**WHAT YOU HAVE TO DO**
Compile every line that includes the word "type".

-- Start of RECORDS SUPPLIED --

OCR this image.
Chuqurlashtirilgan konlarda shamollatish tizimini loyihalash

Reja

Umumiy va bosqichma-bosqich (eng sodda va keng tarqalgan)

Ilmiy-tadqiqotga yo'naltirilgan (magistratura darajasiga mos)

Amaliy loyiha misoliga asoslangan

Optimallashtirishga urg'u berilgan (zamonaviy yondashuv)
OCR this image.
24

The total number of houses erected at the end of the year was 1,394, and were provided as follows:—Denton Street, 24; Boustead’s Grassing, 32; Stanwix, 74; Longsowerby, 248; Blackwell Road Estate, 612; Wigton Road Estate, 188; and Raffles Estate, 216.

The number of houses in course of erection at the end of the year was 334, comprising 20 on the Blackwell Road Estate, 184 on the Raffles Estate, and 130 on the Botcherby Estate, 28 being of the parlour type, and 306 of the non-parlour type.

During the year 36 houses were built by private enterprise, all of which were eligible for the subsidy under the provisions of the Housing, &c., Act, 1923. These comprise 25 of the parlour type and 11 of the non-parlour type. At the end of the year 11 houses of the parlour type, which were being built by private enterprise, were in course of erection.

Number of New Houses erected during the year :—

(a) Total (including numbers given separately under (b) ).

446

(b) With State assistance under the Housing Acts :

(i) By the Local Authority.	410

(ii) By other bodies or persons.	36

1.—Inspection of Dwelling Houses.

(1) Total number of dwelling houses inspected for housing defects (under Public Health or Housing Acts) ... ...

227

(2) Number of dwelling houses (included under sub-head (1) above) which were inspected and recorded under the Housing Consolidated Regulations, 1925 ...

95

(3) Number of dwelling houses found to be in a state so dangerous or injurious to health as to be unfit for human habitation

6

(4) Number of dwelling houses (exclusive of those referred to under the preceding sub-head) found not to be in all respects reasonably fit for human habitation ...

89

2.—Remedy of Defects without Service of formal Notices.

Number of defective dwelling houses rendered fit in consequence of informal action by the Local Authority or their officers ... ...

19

-- End of RECORDS SUPPLIED --

**TASK SOLUTION**
The number of houses in course of erection at the end of the year was 334, comprising 20 on the Blackwell Road Estate, 184 on the Raffles Estate, and 130 on the Botcherby Estate, 28 being of the parlour type, and 306 of the non-parlour type.
During the year 36 houses were built by private enterprise, all of which were eligible for the subsidy under the provisions of the Housing, &c., Act, 1923. These comprise 25 of the parlour type and 11 of the non-parlour type. At the end of the year 11 houses of the parlour type, which were being built by private enterprise, were in course of erection.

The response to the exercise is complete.